RECORDED INFORMATION:
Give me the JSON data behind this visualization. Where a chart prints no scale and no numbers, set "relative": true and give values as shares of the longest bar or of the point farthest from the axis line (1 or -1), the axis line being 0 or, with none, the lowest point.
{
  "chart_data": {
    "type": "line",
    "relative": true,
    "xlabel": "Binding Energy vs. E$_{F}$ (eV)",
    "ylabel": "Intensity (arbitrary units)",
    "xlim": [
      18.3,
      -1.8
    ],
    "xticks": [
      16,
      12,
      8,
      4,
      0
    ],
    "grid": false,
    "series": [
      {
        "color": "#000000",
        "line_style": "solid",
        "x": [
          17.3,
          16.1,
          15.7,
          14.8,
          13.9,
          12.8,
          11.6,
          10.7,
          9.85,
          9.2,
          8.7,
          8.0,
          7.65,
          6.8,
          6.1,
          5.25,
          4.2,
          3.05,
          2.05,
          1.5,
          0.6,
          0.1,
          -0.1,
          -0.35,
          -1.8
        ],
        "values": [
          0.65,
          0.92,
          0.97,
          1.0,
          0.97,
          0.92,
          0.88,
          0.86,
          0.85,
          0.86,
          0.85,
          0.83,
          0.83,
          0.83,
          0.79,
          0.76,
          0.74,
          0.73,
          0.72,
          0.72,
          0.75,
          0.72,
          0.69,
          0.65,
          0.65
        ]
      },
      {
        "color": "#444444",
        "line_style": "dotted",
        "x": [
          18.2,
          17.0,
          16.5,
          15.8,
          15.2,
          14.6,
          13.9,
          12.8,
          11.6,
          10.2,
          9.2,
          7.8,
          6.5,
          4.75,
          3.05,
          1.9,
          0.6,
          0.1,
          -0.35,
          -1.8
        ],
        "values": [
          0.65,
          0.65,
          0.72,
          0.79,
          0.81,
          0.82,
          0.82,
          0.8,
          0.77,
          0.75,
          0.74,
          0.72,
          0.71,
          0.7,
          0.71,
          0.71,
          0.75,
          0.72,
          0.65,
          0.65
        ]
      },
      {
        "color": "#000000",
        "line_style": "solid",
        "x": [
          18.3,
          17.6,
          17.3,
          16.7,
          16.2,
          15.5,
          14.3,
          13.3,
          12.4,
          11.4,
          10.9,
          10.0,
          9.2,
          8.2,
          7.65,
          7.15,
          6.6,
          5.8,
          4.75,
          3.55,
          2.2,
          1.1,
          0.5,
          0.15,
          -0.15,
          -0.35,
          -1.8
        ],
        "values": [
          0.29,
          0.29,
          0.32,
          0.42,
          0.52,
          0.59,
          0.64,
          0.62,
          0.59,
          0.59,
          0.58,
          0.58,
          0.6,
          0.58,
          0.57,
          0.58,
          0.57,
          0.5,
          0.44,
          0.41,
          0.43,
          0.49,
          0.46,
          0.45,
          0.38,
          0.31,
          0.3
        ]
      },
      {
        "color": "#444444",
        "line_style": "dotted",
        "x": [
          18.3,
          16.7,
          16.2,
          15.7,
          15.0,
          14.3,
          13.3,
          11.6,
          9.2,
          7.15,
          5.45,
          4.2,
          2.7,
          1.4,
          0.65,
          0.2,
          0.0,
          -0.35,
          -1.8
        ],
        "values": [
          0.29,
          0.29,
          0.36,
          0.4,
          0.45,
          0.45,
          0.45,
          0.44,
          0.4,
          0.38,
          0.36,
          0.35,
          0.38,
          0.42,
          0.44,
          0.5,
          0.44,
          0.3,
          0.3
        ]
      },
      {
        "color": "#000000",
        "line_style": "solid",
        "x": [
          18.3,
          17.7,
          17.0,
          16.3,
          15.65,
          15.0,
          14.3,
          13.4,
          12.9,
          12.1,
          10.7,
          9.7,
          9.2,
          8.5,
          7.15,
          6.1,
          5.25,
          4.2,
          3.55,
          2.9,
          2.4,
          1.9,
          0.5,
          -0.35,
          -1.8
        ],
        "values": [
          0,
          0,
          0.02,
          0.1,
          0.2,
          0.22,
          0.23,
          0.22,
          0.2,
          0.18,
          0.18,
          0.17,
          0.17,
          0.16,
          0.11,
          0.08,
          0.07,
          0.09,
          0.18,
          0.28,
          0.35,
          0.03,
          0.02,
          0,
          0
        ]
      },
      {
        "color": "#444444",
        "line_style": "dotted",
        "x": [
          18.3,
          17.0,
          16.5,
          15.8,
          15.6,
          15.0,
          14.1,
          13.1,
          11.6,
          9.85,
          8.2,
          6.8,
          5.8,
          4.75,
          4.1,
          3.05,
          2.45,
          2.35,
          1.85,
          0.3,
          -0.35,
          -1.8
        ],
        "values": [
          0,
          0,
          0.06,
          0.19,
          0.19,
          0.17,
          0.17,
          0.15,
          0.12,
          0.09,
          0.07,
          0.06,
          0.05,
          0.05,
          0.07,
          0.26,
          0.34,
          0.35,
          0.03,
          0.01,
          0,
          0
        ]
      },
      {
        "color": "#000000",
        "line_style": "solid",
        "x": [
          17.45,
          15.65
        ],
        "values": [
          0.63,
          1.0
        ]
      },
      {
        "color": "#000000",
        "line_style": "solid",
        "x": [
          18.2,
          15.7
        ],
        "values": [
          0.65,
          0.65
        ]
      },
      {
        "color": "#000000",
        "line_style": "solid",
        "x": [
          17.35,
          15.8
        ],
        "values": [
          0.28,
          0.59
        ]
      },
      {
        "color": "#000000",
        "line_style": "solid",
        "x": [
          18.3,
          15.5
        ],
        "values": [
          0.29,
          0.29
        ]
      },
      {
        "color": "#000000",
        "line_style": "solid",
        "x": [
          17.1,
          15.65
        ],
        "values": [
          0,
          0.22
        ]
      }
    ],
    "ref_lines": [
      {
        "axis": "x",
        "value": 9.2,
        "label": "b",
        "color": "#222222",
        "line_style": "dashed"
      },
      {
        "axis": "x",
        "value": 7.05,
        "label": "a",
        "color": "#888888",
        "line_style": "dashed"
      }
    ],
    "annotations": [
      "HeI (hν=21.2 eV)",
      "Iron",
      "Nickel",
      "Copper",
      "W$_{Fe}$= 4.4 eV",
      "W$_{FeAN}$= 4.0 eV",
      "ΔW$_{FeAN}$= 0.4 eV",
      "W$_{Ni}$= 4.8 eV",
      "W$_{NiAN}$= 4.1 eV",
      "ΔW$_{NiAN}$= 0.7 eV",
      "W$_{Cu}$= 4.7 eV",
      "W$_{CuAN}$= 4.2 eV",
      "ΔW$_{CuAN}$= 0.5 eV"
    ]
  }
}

CHALLENGE:
Identify and copy the lines holding the word "relative".

RESPONSE TO THE EXERCISE:
Give me the JSON data behind this visualization. Where a chart prints no scale and no numbers, set "relative": true and give values as shares of the longest bar or of the point farthest from the axis line (1 or -1), the axis line being 0 or, with none, the lowest point.
    "relative": true,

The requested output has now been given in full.